Copy out the data from the line with "List each element" to the line with "svg-text:3×3: 3×3 — [167, 507, 206, 534]", including both of those lines, with nothing changed.

___ Records shown ___

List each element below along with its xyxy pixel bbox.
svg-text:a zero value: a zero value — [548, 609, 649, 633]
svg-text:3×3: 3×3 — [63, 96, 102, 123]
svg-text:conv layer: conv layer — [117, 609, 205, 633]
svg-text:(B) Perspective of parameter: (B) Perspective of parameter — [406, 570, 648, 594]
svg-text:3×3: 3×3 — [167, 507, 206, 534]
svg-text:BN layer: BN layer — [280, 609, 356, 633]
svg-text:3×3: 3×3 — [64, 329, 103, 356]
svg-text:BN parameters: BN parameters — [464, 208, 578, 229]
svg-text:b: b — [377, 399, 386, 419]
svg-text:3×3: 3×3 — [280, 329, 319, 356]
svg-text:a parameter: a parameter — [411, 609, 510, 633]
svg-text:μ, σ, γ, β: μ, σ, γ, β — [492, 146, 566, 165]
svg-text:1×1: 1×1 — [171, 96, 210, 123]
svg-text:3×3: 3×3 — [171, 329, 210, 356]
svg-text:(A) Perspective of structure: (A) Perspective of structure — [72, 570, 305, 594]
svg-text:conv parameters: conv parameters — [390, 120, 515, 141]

___
___ Records shown ___

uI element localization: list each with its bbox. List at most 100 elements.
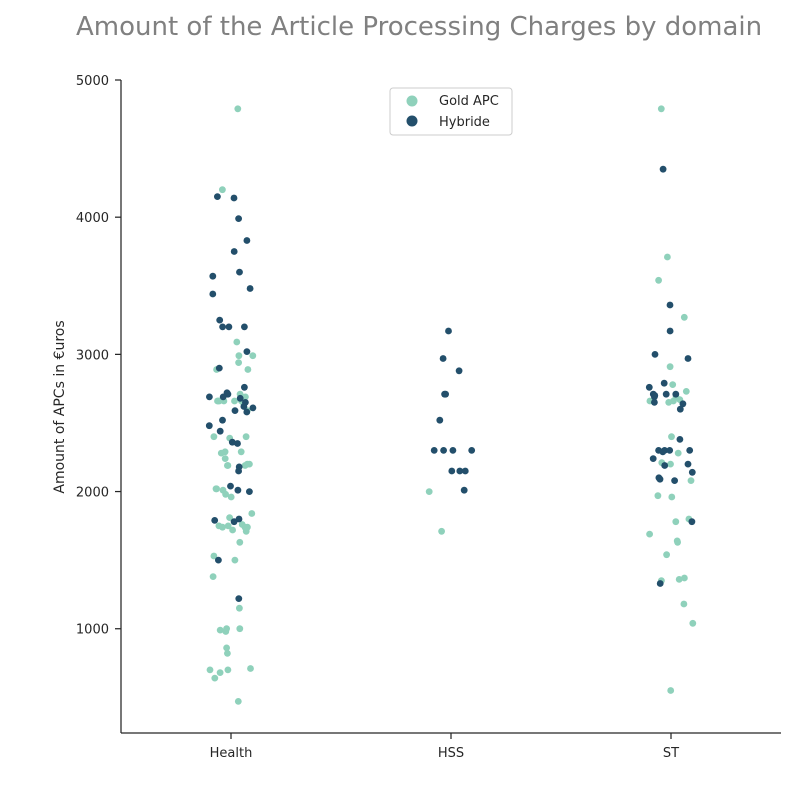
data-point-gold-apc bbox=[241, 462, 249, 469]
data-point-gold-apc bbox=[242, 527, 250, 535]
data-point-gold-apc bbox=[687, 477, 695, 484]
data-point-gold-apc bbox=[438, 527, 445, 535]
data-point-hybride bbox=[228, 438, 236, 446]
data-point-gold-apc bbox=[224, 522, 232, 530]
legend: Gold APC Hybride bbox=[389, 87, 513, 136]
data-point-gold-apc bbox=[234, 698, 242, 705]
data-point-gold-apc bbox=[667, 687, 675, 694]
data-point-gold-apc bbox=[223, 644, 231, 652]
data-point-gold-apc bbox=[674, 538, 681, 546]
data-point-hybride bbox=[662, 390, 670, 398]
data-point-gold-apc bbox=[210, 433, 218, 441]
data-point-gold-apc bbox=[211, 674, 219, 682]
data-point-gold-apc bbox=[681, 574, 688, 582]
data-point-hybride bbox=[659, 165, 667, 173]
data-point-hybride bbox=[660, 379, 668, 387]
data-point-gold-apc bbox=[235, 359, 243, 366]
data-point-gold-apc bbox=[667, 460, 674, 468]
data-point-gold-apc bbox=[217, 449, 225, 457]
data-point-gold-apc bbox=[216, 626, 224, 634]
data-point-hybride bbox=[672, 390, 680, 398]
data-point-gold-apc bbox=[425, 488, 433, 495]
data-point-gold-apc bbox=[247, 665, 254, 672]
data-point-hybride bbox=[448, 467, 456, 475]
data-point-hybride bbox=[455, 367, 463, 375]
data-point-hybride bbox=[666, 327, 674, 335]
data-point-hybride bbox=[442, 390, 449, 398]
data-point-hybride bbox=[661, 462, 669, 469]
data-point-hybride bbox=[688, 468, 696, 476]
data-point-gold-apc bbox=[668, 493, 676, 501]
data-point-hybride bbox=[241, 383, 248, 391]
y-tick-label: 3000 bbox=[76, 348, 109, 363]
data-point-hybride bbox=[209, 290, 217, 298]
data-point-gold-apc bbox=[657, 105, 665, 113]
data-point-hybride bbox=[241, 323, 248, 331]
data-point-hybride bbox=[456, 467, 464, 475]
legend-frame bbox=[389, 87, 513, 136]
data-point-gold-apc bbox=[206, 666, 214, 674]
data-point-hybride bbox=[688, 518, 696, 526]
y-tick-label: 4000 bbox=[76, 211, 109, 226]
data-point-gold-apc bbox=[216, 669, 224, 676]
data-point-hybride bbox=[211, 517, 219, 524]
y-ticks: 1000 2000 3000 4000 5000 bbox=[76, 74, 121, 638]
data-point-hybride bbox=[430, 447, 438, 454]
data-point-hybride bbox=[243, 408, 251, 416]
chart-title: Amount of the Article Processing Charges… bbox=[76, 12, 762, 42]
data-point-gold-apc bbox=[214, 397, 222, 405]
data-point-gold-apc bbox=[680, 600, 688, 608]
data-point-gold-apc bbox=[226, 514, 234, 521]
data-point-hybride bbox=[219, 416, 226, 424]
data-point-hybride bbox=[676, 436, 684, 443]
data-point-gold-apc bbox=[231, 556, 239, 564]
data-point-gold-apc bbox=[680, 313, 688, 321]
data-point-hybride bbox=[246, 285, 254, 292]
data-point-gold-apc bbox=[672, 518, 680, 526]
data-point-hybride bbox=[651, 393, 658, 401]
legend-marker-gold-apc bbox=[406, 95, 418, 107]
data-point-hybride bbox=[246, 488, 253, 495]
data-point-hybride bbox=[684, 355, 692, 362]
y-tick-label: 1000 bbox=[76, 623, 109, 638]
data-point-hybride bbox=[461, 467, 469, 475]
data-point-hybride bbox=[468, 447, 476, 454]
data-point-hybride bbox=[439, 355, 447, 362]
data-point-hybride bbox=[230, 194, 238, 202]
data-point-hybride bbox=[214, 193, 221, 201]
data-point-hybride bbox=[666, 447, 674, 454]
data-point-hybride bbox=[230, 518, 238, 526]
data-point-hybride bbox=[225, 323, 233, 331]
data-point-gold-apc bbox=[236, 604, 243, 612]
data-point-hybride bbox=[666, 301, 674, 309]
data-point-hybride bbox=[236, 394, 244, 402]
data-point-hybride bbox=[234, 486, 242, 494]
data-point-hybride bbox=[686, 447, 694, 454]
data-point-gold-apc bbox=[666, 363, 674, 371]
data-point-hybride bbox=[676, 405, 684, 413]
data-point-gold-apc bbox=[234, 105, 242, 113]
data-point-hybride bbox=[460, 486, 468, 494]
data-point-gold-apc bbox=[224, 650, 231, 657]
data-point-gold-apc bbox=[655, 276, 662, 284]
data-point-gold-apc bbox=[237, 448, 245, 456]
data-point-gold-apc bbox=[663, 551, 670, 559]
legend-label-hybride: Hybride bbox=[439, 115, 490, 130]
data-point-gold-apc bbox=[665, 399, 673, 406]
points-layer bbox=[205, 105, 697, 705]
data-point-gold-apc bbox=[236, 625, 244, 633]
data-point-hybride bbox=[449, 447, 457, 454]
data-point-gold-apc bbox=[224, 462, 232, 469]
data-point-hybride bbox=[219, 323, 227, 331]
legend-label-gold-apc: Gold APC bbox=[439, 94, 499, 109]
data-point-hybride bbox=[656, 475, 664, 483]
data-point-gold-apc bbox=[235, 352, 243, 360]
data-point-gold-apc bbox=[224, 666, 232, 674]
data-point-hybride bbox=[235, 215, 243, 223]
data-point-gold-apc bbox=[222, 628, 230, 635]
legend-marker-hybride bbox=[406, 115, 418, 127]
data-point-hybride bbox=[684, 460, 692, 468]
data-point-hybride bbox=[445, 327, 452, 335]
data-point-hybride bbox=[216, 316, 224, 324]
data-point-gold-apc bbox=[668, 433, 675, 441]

___
___ Records shown ___

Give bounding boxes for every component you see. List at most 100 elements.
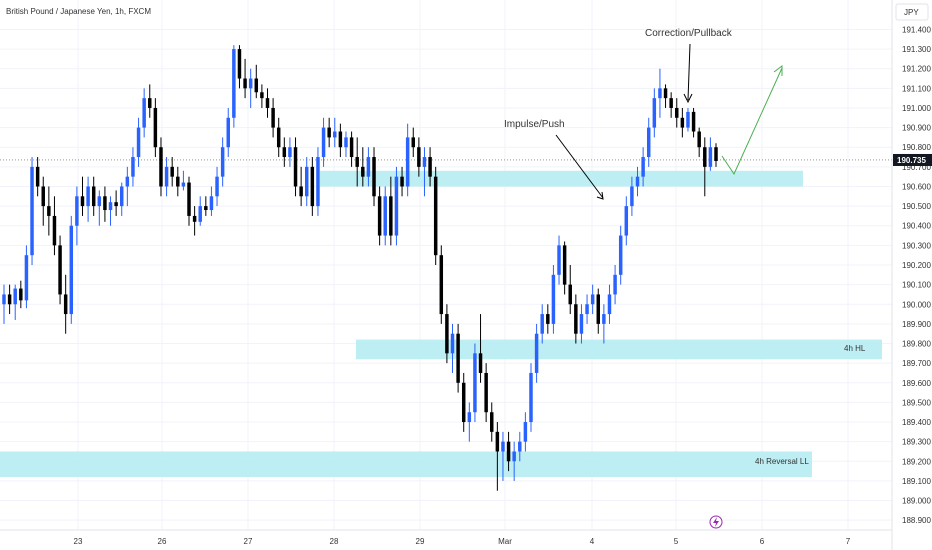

___

◆ Correct result
List each element below along with its xyxy pixel bbox.
svg-text:a zero value: a zero value — [548, 609, 649, 633]
svg-text:3×3: 3×3 — [63, 96, 102, 123]
svg-text:conv layer: conv layer — [117, 609, 205, 633]
svg-text:(B) Perspective of parameter: (B) Perspective of parameter — [406, 570, 648, 594]
svg-text:3×3: 3×3 — [167, 507, 206, 534]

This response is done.